:: Material for this task ::
***

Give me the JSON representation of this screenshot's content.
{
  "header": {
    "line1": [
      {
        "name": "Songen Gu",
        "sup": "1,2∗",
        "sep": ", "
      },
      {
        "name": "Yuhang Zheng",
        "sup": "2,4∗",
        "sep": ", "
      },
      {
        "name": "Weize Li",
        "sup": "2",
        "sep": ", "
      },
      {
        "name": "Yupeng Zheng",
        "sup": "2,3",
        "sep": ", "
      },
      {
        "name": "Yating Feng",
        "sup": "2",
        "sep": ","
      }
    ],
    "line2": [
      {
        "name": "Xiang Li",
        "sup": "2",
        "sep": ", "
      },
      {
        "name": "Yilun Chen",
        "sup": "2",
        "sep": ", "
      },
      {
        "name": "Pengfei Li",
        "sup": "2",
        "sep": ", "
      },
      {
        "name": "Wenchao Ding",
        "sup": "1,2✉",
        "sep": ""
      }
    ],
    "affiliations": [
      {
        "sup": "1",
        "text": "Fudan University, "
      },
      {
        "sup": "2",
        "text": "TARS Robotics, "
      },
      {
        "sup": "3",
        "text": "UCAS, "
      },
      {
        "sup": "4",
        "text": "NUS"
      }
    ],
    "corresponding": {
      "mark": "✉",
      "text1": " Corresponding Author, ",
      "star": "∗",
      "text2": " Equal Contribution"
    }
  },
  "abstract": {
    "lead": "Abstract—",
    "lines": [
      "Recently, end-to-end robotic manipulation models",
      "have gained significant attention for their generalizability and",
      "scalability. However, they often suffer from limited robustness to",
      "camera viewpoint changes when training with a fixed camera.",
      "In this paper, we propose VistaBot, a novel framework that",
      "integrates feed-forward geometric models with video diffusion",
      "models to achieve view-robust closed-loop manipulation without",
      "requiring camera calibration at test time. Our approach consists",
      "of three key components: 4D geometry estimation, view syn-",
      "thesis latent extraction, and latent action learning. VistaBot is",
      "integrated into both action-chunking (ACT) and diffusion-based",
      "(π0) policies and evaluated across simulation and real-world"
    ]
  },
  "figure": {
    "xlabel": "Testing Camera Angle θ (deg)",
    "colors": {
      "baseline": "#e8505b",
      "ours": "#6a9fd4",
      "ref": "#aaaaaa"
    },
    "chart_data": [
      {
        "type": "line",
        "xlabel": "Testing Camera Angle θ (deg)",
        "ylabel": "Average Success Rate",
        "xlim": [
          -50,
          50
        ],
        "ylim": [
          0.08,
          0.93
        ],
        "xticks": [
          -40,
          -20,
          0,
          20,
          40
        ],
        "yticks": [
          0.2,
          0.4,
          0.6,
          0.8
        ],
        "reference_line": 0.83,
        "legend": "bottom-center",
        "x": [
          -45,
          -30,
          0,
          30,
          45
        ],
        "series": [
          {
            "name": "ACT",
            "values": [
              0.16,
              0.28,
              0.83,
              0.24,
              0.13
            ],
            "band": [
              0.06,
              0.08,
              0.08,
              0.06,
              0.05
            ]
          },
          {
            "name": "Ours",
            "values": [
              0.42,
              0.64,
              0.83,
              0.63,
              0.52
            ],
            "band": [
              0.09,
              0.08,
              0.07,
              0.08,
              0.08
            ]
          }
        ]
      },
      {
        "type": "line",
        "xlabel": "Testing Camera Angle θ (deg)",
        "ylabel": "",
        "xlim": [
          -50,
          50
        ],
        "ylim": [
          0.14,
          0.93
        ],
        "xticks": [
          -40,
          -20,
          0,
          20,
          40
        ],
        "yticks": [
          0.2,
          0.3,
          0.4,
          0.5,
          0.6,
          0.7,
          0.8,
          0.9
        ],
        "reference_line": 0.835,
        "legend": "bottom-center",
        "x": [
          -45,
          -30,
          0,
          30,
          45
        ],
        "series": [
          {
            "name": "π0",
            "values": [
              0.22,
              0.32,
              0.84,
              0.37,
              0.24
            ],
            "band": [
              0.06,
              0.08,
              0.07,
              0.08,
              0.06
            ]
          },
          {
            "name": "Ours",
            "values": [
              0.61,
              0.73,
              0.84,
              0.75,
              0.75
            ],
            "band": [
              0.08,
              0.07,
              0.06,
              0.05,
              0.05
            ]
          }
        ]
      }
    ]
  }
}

***

:: What the exercise asks ::
What do the records say? Quote them all exactly.

:: Task response ::
Give me the JSON representation of this screenshot's content.
{
  "header": {
    "line1": [
      {
        "name": "Songen Gu",
        "sup": "1,2∗",
        "sep": ", "
      },
      {
        "name": "Yuhang Zheng",
        "sup": "2,4∗",
        "sep": ", "
      },
      {
        "name": "Weize Li",
        "sup": "2",
        "sep": ", "
      },
      {
        "name": "Yupeng Zheng",
        "sup": "2,3",
        "sep": ", "
      },
      {
        "name": "Yating Feng",
        "sup": "2",
        "sep": ","
      }
    ],
    "line2": [
      {
        "name": "Xiang Li",
        "sup": "2",
        "sep": ", "
      },
      {
        "name": "Yilun Chen",
        "sup": "2",
        "sep": ", "
      },
      {
        "name": "Pengfei Li",
        "sup": "2",
        "sep": ", "
      },
      {
        "name": "Wenchao Ding",
        "sup": "1,2✉",
        "sep": ""
      }
    ],
    "affiliations": [
      {
        "sup": "1",
        "text": "Fudan University, "
      },
      {
        "sup": "2",
        "text": "TARS Robotics, "
      },
      {
        "sup": "3",
        "text": "UCAS, "
      },
      {
        "sup": "4",
        "text": "NUS"
      }
    ],
    "corresponding": {
      "mark": "✉",
      "text1": " Corresponding Author, ",
      "star": "∗",
      "text2": " Equal Contribution"
    }
  },
  "abstract": {
    "lead": "Abstract—",
    "lines": [
      "Recently, end-to-end robotic manipulation models",
      "have gained significant attention for their generalizability and",
      "scalability. However, they often suffer from limited robustness to",
      "camera viewpoint changes when training with a fixed camera.",
      "In this paper, we propose VistaBot, a novel framework that",
      "integrates feed-forward geometric models with video diffusion",
      "models to achieve view-robust closed-loop manipulation without",
      "requiring camera calibration at test time. Our approach consists",
      "of three key components: 4D geometry estimation, view syn-",
      "thesis latent extraction, and latent action learning. VistaBot is",
      "integrated into both action-chunking (ACT) and diffusion-based",
      "(π0) policies and evaluated across simulation and real-world"
    ]
  },
  "figure": {
    "xlabel": "Testing Camera Angle θ (deg)",
    "colors": {
      "baseline": "#e8505b",
      "ours": "#6a9fd4",
      "ref": "#aaaaaa"
    },
    "chart_data": [
      {
        "type": "line",
        "xlabel": "Testing Camera Angle θ (deg)",
        "ylabel": "Average Success Rate",
        "xlim": [
          -50,
          50
        ],
        "ylim": [
          0.08,
          0.93
        ],
        "xticks": [
          -40,
          -20,
          0,
          20,
          40
        ],
        "yticks": [
          0.2,
          0.4,
          0.6,
          0.8
        ],
        "reference_line": 0.83,
        "legend": "bottom-center",
        "x": [
          -45,
          -30,
          0,
          30,
          45
        ],
        "series": [
          {
            "name": "ACT",
            "values": [
              0.16,
              0.28,
              0.83,
              0.24,
              0.13
            ],
            "band": [
              0.06,
              0.08,
              0.08,
              0.06,
              0.05
            ]
          },
          {
            "name": "Ours",
            "values": [
              0.42,
              0.64,
              0.83,
              0.63,
              0.52
            ],
            "band": [
              0.09,
              0.08,
              0.07,
              0.08,
              0.08
            ]
          }
        ]
      },
      {
        "type": "line",
        "xlabel": "Testing Camera Angle θ (deg)",
        "ylabel": "",
        "xlim": [
          -50,
          50
        ],
        "ylim": [
          0.14,
          0.93
        ],
        "xticks": [
          -40,
          -20,
          0,
          20,
          40
        ],
        "yticks": [
          0.2,
          0.3,
          0.4,
          0.5,
          0.6,
          0.7,
          0.8,
          0.9
        ],
        "reference_line": 0.835,
        "legend": "bottom-center",
        "x": [
          -45,
          -30,
          0,
          30,
          45
        ],
        "series": [
          {
            "name": "π0",
            "values": [
              0.22,
              0.32,
              0.84,
              0.37,
              0.24
            ],
            "band": [
              0.06,
              0.08,
              0.07,
              0.08,
              0.06
            ]
          },
          {
            "name": "Ours",
            "values": [
              0.61,
              0.73,
              0.84,
              0.75,
              0.75
            ],
            "band": [
              0.08,
              0.07,
              0.06,
              0.05,
              0.05
            ]
          }
        ]
      }
    ]
  }
}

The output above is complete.